# What is being asked
Each line of the listing that contains the word "True" is to be copied.

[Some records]

((

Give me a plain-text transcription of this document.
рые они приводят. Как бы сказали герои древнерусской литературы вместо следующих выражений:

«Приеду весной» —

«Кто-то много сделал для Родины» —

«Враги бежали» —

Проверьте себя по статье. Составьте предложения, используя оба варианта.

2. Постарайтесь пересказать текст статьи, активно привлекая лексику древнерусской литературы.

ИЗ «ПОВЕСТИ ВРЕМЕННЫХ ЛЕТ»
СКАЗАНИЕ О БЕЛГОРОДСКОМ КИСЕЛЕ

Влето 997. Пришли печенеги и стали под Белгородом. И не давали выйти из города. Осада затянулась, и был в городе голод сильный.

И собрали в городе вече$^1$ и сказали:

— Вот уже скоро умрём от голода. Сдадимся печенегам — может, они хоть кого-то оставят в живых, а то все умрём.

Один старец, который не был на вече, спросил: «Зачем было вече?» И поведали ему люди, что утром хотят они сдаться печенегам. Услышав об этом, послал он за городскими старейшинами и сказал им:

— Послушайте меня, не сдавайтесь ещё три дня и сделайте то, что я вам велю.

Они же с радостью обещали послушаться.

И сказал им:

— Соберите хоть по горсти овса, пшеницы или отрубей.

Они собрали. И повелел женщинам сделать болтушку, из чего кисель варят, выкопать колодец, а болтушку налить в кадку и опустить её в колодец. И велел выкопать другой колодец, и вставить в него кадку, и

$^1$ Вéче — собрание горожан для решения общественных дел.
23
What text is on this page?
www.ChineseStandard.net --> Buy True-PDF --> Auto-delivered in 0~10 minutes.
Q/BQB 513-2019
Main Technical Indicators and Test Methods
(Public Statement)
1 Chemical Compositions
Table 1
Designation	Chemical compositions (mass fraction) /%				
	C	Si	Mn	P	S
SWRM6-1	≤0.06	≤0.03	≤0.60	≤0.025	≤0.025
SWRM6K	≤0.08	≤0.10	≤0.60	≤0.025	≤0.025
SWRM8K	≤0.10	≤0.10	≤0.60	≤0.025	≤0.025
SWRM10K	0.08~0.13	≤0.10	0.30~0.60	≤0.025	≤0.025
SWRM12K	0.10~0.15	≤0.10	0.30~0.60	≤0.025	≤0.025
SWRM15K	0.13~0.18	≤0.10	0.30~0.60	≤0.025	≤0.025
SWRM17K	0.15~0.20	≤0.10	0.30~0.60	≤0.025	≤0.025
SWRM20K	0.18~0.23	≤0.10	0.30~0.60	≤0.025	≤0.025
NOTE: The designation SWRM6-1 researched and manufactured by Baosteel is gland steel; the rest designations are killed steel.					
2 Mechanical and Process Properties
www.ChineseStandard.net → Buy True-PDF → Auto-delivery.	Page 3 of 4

))

# Exercise response
www.ChineseStandard.net --> Buy True-PDF --> Auto-delivered in 0~10 minutes.
www.ChineseStandard.net → Buy True-PDF → Auto-delivery.	Page 3 of 4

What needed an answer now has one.